PROMPT:
Here are some entries; quote each one exactly.

* * * * * * *

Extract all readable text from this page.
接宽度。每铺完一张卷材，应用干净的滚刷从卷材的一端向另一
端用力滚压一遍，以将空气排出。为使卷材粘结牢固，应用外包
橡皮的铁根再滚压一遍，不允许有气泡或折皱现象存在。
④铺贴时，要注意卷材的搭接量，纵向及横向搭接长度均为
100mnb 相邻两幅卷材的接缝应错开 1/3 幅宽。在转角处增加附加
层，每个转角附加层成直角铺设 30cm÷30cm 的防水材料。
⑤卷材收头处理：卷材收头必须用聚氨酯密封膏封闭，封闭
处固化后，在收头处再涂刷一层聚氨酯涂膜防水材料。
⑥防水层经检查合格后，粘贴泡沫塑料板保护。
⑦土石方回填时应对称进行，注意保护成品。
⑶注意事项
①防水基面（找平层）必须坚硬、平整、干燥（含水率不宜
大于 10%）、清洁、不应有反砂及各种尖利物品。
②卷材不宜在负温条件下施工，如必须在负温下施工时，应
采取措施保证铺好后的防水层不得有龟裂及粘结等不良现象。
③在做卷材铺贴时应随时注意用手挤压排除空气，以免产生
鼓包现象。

* * * * * * *

THE REPLY:
Extract all readable text from this page.
接宽度。每铺完一张卷材，应用干净的滚刷从卷材的一端向另一
端用力滚压一遍，以将空气排出。为使卷材粘结牢固，应用外包
橡皮的铁根再滚压一遍，不允许有气泡或折皱现象存在。
④铺贴时，要注意卷材的搭接量，纵向及横向搭接长度均为
100mnb 相邻两幅卷材的接缝应错开 1/3 幅宽。在转角处增加附加
层，每个转角附加层成直角铺设 30cm÷30cm 的防水材料。
⑤卷材收头处理：卷材收头必须用聚氨酯密封膏封闭，封闭
处固化后，在收头处再涂刷一层聚氨酯涂膜防水材料。
⑥防水层经检查合格后，粘贴泡沫塑料板保护。
⑦土石方回填时应对称进行，注意保护成品。
⑶注意事项
①防水基面（找平层）必须坚硬、平整、干燥（含水率不宜
大于 10%）、清洁、不应有反砂及各种尖利物品。
②卷材不宜在负温条件下施工，如必须在负温下施工时，应
采取措施保证铺好后的防水层不得有龟裂及粘结等不良现象。
③在做卷材铺贴时应随时注意用手挤压排除空气，以免产生
鼓包现象。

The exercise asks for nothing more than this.